Records for the task
══════════════════════════════
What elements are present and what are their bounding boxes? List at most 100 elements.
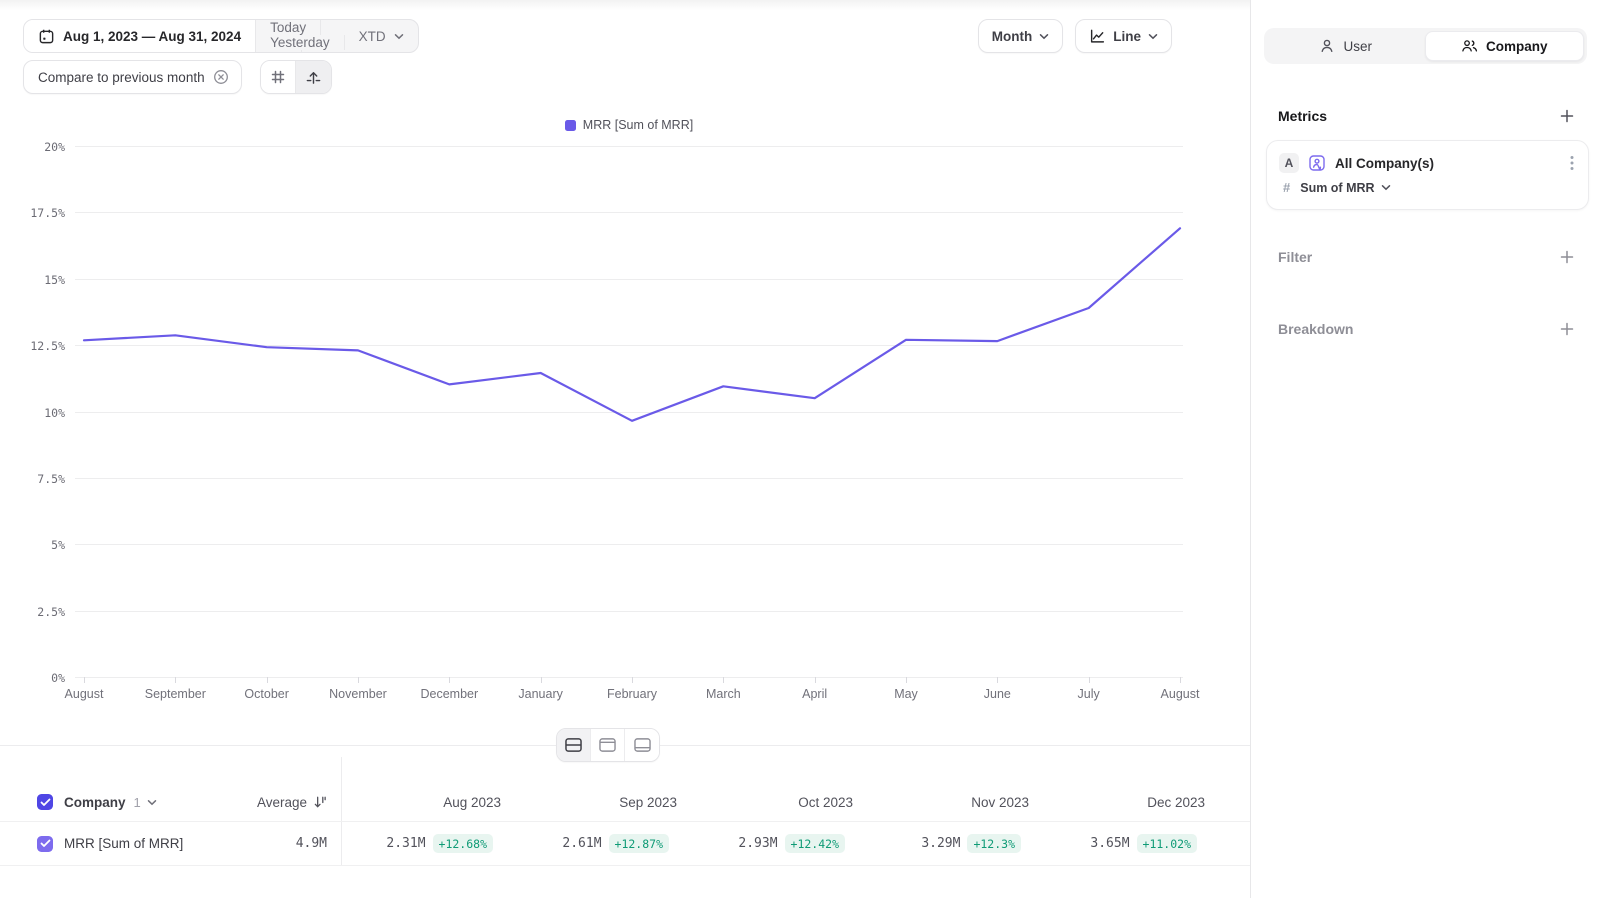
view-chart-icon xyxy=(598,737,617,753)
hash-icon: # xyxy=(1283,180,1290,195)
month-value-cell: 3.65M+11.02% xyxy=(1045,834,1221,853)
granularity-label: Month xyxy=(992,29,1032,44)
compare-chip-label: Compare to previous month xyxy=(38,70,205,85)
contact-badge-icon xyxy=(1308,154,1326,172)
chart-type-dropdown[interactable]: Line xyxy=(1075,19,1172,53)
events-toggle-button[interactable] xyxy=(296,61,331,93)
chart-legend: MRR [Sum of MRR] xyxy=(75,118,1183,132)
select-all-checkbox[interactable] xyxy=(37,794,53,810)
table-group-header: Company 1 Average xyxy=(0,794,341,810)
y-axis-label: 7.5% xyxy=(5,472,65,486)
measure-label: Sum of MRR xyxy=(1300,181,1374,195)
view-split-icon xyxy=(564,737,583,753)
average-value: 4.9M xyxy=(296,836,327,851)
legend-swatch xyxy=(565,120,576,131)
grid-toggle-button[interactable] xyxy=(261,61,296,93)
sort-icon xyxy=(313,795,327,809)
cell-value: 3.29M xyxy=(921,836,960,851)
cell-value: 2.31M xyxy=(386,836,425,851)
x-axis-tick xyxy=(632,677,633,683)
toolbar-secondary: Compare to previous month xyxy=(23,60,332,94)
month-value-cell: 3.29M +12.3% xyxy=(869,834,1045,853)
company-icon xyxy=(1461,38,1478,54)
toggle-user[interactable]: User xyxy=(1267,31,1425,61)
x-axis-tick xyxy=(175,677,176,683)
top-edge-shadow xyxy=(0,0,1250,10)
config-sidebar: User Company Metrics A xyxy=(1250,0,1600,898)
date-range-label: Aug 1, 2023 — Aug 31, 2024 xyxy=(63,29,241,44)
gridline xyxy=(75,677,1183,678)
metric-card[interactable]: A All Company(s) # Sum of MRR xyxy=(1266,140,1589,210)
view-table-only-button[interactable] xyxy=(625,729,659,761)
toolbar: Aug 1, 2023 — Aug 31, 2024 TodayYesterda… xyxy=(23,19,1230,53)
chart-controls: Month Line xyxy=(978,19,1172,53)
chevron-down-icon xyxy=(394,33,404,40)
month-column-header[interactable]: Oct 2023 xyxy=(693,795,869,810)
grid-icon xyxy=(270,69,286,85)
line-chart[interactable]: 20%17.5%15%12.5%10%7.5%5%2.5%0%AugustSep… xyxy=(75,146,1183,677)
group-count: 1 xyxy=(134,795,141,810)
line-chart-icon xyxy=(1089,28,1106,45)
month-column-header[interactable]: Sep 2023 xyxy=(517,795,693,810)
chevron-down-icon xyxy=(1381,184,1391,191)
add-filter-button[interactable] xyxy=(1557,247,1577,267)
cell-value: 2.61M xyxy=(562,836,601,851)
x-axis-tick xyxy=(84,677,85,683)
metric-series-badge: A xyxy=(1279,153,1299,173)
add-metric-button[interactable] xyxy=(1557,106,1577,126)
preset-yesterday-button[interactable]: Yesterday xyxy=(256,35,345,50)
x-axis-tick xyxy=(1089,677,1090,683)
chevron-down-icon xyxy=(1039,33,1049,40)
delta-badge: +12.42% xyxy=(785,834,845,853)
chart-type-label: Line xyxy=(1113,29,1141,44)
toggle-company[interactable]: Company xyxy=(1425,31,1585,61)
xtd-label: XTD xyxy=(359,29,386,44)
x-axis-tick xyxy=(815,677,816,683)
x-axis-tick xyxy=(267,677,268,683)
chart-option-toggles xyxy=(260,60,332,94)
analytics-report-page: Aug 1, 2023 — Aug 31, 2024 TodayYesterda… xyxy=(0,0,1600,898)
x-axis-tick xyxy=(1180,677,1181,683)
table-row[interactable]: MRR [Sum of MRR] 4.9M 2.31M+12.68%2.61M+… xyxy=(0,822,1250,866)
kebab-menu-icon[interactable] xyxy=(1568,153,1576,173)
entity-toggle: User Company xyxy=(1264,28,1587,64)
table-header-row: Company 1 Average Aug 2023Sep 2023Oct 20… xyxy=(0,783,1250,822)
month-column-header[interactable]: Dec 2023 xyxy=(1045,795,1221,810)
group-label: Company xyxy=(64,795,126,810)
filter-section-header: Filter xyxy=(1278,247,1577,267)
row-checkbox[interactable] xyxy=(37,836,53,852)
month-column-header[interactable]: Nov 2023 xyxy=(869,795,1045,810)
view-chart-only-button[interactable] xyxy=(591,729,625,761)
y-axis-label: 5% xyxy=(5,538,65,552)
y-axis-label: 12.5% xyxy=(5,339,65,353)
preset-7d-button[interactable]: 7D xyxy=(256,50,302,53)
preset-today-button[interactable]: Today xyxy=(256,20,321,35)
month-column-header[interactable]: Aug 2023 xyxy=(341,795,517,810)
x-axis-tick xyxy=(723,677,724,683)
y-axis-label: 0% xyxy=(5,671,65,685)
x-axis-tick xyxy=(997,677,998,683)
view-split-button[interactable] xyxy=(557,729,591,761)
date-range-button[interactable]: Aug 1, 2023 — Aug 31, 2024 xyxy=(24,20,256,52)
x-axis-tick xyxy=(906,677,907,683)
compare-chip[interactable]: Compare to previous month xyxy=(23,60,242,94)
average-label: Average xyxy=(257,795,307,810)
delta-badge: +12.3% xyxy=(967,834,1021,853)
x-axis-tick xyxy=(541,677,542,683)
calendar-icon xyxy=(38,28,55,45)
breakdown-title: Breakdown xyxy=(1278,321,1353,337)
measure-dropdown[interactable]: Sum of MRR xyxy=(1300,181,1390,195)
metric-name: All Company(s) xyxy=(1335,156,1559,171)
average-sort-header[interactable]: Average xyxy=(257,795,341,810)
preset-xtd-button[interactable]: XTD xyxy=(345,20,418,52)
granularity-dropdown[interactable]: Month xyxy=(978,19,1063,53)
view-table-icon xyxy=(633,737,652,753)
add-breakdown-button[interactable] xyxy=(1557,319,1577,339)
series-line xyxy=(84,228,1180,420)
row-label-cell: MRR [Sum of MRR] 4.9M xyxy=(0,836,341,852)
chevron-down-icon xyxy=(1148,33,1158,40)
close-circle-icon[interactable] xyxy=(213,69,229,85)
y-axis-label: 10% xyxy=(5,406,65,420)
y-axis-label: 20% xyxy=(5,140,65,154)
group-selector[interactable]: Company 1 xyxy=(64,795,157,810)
══════════════════════════════
Short task
Repeat the data lines verbatim, beginning with the line that contains "view-chart-icon xyxy=(598,737,617,753)" and stopping after the line that contains "legend-swatch xyxy=(565,120,576,131)".

Exercise output
view-chart-icon xyxy=(598,737,617,753)
hash-icon: # xyxy=(1283,180,1290,195)
month-value-cell: 3.65M+11.02% xyxy=(1045,834,1221,853)
granularity-label: Month xyxy=(992,29,1032,44)
compare-chip-label: Compare to previous month xyxy=(38,70,205,85)
contact-badge-icon xyxy=(1308,154,1326,172)
chart-type-dropdown[interactable]: Line xyxy=(1075,19,1172,53)
events-toggle-button[interactable] xyxy=(296,61,331,93)
chart-legend: MRR [Sum of MRR] xyxy=(75,118,1183,132)
select-all-checkbox[interactable] xyxy=(37,794,53,810)
table-group-header: Company 1 Average xyxy=(0,794,341,810)
y-axis-label: 7.5% xyxy=(5,472,65,486)
measure-label: Sum of MRR xyxy=(1300,181,1374,195)
view-split-icon xyxy=(564,737,583,753)
average-value: 4.9M xyxy=(296,836,327,851)
legend-swatch xyxy=(565,120,576,131)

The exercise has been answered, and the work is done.